• _Prompt_: Reproduce the material in full, exactly as written.

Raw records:
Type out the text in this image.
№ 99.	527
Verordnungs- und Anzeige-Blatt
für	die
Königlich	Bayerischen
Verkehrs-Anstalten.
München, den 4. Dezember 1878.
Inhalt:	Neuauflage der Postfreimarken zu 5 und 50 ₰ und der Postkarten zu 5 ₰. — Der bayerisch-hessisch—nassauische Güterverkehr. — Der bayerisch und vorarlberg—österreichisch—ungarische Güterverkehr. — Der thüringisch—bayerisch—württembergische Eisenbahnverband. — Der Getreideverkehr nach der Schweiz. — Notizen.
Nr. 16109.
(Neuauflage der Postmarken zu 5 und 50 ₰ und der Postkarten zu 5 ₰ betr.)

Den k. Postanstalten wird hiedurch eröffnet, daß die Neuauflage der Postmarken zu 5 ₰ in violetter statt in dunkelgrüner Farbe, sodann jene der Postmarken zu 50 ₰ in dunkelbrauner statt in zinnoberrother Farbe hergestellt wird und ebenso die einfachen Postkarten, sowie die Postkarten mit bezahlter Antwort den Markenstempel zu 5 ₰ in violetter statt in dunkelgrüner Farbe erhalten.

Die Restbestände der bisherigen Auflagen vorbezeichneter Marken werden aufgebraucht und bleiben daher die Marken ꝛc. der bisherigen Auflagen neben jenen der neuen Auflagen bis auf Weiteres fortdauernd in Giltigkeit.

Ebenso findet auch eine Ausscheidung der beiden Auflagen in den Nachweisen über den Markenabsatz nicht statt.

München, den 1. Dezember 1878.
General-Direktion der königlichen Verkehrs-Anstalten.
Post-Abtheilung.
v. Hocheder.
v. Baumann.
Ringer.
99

• _Task output_:
Type out the text in this image.
№ 99.	527
Verordnungs- und Anzeige-Blatt
für	die
Königlich	Bayerischen
Verkehrs-Anstalten.
München, den 4. Dezember 1878.
Inhalt:	Neuauflage der Postfreimarken zu 5 und 50 ₰ und der Postkarten zu 5 ₰. — Der bayerisch-hessisch—nassauische Güterverkehr. — Der bayerisch und vorarlberg—österreichisch—ungarische Güterverkehr. — Der thüringisch—bayerisch—württembergische Eisenbahnverband. — Der Getreideverkehr nach der Schweiz. — Notizen.
Nr. 16109.
(Neuauflage der Postmarken zu 5 und 50 ₰ und der Postkarten zu 5 ₰ betr.)

Den k. Postanstalten wird hiedurch eröffnet, daß die Neuauflage der Postmarken zu 5 ₰ in violetter statt in dunkelgrüner Farbe, sodann jene der Postmarken zu 50 ₰ in dunkelbrauner statt in zinnoberrother Farbe hergestellt wird und ebenso die einfachen Postkarten, sowie die Postkarten mit bezahlter Antwort den Markenstempel zu 5 ₰ in violetter statt in dunkelgrüner Farbe erhalten.

Die Restbestände der bisherigen Auflagen vorbezeichneter Marken werden aufgebraucht und bleiben daher die Marken ꝛc. der bisherigen Auflagen neben jenen der neuen Auflagen bis auf Weiteres fortdauernd in Giltigkeit.

Ebenso findet auch eine Ausscheidung der beiden Auflagen in den Nachweisen über den Markenabsatz nicht statt.

München, den 1. Dezember 1878.
General-Direktion der königlichen Verkehrs-Anstalten.
Post-Abtheilung.
v. Hocheder.
v. Baumann.
Ringer.
99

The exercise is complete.